## BEGIN Information provided
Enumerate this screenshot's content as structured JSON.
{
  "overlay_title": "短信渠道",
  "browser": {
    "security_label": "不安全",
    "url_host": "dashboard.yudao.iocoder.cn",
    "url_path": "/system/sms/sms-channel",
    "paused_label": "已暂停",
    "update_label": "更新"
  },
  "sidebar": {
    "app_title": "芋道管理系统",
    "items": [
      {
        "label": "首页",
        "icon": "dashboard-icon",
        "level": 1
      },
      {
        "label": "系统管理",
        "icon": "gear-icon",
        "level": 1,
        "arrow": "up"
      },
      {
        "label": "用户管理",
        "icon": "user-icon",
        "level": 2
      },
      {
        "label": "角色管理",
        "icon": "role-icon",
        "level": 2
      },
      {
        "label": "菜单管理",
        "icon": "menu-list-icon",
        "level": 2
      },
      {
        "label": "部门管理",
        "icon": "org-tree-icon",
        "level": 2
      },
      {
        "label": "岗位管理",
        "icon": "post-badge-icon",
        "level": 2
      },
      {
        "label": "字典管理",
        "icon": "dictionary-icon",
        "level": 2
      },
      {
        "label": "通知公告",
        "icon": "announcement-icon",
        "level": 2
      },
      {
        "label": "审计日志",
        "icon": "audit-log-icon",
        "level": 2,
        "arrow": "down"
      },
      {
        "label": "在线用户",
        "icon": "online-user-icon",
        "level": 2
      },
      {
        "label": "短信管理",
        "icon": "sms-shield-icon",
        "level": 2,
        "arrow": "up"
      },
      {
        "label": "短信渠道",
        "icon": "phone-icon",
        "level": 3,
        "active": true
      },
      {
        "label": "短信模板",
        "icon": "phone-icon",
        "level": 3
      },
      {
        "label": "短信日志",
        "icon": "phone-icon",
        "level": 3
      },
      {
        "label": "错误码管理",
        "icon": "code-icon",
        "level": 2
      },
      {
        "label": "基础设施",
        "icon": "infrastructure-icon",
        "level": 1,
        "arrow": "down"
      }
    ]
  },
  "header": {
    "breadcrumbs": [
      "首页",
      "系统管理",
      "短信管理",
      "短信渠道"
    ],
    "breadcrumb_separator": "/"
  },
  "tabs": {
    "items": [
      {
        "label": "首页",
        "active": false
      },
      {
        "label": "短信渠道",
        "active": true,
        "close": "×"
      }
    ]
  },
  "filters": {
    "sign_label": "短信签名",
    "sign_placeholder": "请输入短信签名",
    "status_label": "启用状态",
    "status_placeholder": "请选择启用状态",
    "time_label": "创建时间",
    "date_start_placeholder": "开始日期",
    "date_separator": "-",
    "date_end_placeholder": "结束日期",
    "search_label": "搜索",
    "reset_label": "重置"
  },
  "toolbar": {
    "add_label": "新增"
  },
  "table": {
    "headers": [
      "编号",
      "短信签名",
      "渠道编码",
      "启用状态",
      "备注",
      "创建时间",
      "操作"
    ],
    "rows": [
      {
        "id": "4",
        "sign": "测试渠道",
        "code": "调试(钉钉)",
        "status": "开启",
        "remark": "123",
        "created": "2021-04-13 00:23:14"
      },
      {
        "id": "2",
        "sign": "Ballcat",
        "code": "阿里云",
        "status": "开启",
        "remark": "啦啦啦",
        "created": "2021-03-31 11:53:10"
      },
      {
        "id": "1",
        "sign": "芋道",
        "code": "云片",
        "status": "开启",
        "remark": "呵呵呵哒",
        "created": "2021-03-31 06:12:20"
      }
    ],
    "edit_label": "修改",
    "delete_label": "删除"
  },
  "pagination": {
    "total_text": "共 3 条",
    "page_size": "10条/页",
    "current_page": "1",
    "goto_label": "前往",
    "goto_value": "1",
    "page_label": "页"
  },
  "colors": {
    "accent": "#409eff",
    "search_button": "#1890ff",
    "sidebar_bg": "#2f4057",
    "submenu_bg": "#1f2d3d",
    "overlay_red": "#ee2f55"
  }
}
## END Information provided
## BEGIN Information provided
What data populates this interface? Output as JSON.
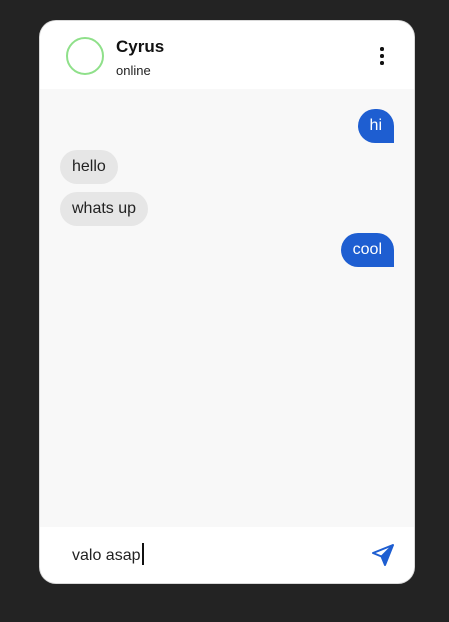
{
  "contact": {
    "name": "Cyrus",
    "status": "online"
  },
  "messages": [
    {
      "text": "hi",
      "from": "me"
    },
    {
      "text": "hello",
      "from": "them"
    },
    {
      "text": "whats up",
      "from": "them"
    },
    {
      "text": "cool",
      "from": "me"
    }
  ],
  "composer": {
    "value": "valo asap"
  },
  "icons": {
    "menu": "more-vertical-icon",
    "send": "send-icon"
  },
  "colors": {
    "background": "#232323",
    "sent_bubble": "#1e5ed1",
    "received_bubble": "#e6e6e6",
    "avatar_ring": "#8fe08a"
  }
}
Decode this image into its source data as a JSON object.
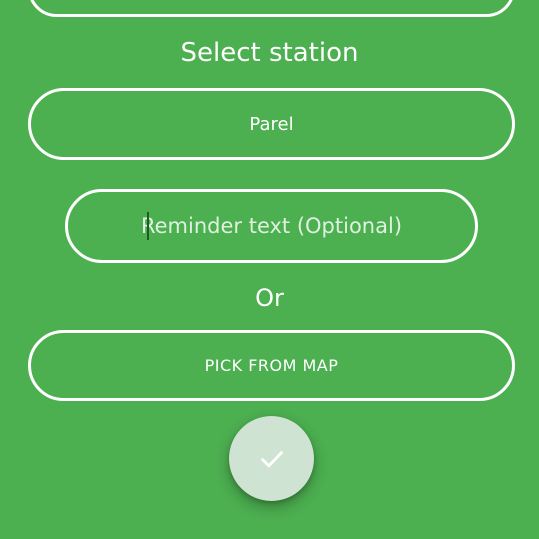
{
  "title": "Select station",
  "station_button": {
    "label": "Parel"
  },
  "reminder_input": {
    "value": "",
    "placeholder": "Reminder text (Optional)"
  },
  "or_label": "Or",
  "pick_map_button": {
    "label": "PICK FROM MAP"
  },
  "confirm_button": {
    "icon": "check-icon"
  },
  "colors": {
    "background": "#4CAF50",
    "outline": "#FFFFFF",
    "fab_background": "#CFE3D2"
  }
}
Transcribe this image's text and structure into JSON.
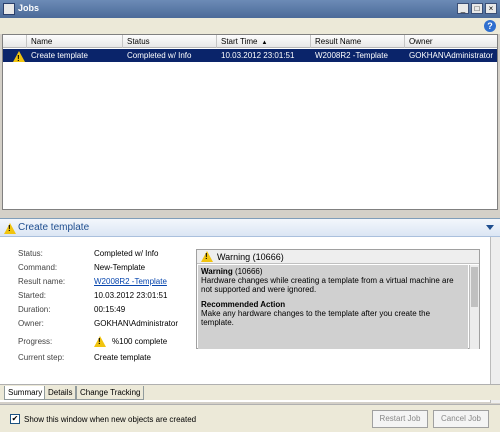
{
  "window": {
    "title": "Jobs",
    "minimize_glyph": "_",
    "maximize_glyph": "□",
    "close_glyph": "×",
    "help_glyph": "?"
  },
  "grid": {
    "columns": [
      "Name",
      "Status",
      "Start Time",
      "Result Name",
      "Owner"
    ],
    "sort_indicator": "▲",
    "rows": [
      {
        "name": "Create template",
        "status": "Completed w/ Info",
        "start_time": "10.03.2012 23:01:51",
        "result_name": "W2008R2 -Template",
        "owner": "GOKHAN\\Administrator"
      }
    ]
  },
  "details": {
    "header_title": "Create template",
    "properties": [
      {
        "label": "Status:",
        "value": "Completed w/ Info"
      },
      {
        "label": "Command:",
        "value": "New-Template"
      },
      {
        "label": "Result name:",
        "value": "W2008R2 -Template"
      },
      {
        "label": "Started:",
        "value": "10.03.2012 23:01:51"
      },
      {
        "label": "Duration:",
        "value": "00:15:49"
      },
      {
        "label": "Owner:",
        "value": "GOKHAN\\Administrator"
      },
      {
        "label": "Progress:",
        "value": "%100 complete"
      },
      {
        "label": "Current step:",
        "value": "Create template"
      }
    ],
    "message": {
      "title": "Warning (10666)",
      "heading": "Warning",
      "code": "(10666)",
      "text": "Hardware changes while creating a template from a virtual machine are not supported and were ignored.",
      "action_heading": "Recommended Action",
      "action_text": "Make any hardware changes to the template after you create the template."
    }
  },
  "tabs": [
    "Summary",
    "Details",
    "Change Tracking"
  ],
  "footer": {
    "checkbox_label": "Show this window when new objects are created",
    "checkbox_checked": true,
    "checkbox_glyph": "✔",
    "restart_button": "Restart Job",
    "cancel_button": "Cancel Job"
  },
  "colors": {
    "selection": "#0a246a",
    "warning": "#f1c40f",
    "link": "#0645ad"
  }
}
## END Information provided
▸ What to work on: Copy out every line of the material above that mentions the word "JSON".

▸ Output for this task:
Enumerate this screenshot's content as structured JSON.
What data populates this interface? Output as JSON.
Decode this image into its source data as a JSON object.
Transcribe this image's text and structure into JSON.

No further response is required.